Collected data:
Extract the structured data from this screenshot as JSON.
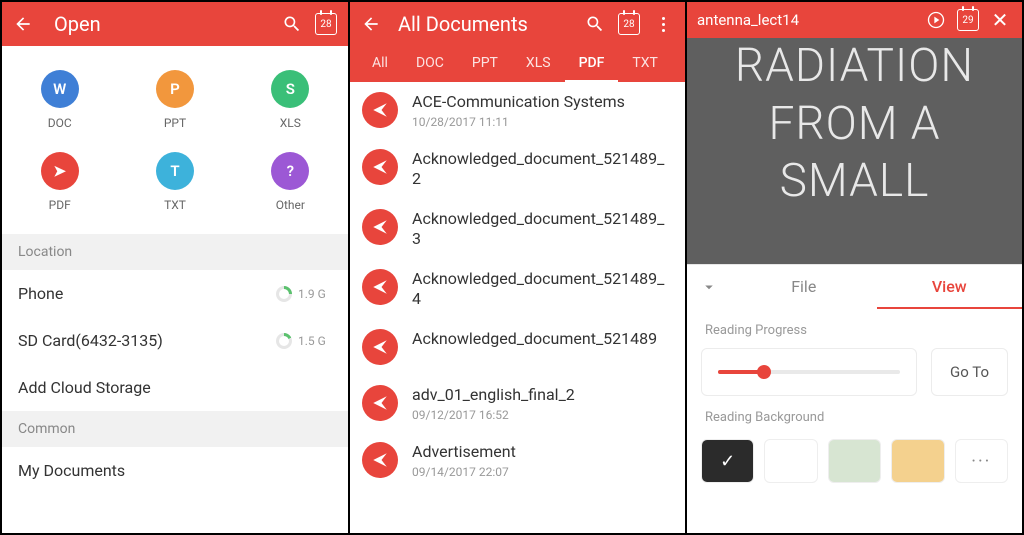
{
  "panel1": {
    "header": {
      "title": "Open",
      "calendar_day": "28"
    },
    "types": [
      {
        "label": "DOC",
        "glyph": "W",
        "css": "c-doc"
      },
      {
        "label": "PPT",
        "glyph": "P",
        "css": "c-ppt"
      },
      {
        "label": "XLS",
        "glyph": "S",
        "css": "c-xls"
      },
      {
        "label": "PDF",
        "glyph": "➤",
        "css": "c-pdf"
      },
      {
        "label": "TXT",
        "glyph": "T",
        "css": "c-txt"
      },
      {
        "label": "Other",
        "glyph": "?",
        "css": "c-other"
      }
    ],
    "location_label": "Location",
    "locations": [
      {
        "name": "Phone",
        "size": "1.9 G",
        "pct": 25
      },
      {
        "name": "SD Card(6432-3135)",
        "size": "1.5 G",
        "pct": 18
      }
    ],
    "add_cloud": "Add Cloud Storage",
    "common_label": "Common",
    "common_items": [
      {
        "name": "My Documents"
      }
    ]
  },
  "panel2": {
    "header": {
      "title": "All Documents",
      "calendar_day": "28"
    },
    "tabs": [
      "All",
      "DOC",
      "PPT",
      "XLS",
      "PDF",
      "TXT"
    ],
    "active_tab": 4,
    "docs": [
      {
        "title": "ACE-Communication Systems",
        "meta": "10/28/2017  11:11"
      },
      {
        "title": "Acknowledged_document_521489_2",
        "meta": ""
      },
      {
        "title": "Acknowledged_document_521489_3",
        "meta": ""
      },
      {
        "title": "Acknowledged_document_521489_4",
        "meta": ""
      },
      {
        "title": "Acknowledged_document_521489",
        "meta": ""
      },
      {
        "title": "adv_01_english_final_2",
        "meta": "09/12/2017  16:52"
      },
      {
        "title": "Advertisement",
        "meta": "09/14/2017  22:07"
      }
    ]
  },
  "panel3": {
    "header": {
      "title": "antenna_lect14",
      "calendar_day": "29"
    },
    "page_text": "RADIATION\nFROM A\nSMALL",
    "sheet": {
      "tabs": [
        "File",
        "View"
      ],
      "active": 1,
      "progress_label": "Reading Progress",
      "progress_pct": 25,
      "goto_label": "Go To",
      "bg_label": "Reading Background",
      "backgrounds": [
        {
          "color": "#2b2b2b",
          "selected": true
        },
        {
          "color": "#ffffff",
          "selected": false
        },
        {
          "color": "#d7e5d2",
          "selected": false
        },
        {
          "color": "#f4d18e",
          "selected": false
        }
      ],
      "more_glyph": "···"
    }
  }
}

● **GIVEN REQUEST**
All entries must be written out again exactly as given, with no pictures in the copy.

● **EXERCISE RESULT**
Extract the structured data from this screenshot as JSON.
{
  "panel1": {
    "header": {
      "title": "Open",
      "calendar_day": "28"
    },
    "types": [
      {
        "label": "DOC",
        "glyph": "W",
        "css": "c-doc"
      },
      {
        "label": "PPT",
        "glyph": "P",
        "css": "c-ppt"
      },
      {
        "label": "XLS",
        "glyph": "S",
        "css": "c-xls"
      },
      {
        "label": "PDF",
        "glyph": "➤",
        "css": "c-pdf"
      },
      {
        "label": "TXT",
        "glyph": "T",
        "css": "c-txt"
      },
      {
        "label": "Other",
        "glyph": "?",
        "css": "c-other"
      }
    ],
    "location_label": "Location",
    "locations": [
      {
        "name": "Phone",
        "size": "1.9 G",
        "pct": 25
      },
      {
        "name": "SD Card(6432-3135)",
        "size": "1.5 G",
        "pct": 18
      }
    ],
    "add_cloud": "Add Cloud Storage",
    "common_label": "Common",
    "common_items": [
      {
        "name": "My Documents"
      }
    ]
  },
  "panel2": {
    "header": {
      "title": "All Documents",
      "calendar_day": "28"
    },
    "tabs": [
      "All",
      "DOC",
      "PPT",
      "XLS",
      "PDF",
      "TXT"
    ],
    "active_tab": 4,
    "docs": [
      {
        "title": "ACE-Communication Systems",
        "meta": "10/28/2017  11:11"
      },
      {
        "title": "Acknowledged_document_521489_2",
        "meta": ""
      },
      {
        "title": "Acknowledged_document_521489_3",
        "meta": ""
      },
      {
        "title": "Acknowledged_document_521489_4",
        "meta": ""
      },
      {
        "title": "Acknowledged_document_521489",
        "meta": ""
      },
      {
        "title": "adv_01_english_final_2",
        "meta": "09/12/2017  16:52"
      },
      {
        "title": "Advertisement",
        "meta": "09/14/2017  22:07"
      }
    ]
  },
  "panel3": {
    "header": {
      "title": "antenna_lect14",
      "calendar_day": "29"
    },
    "page_text": "RADIATION\nFROM A\nSMALL",
    "sheet": {
      "tabs": [
        "File",
        "View"
      ],
      "active": 1,
      "progress_label": "Reading Progress",
      "progress_pct": 25,
      "goto_label": "Go To",
      "bg_label": "Reading Background",
      "backgrounds": [
        {
          "color": "#2b2b2b",
          "selected": true
        },
        {
          "color": "#ffffff",
          "selected": false
        },
        {
          "color": "#d7e5d2",
          "selected": false
        },
        {
          "color": "#f4d18e",
          "selected": false
        }
      ],
      "more_glyph": "···"
    }
  }
}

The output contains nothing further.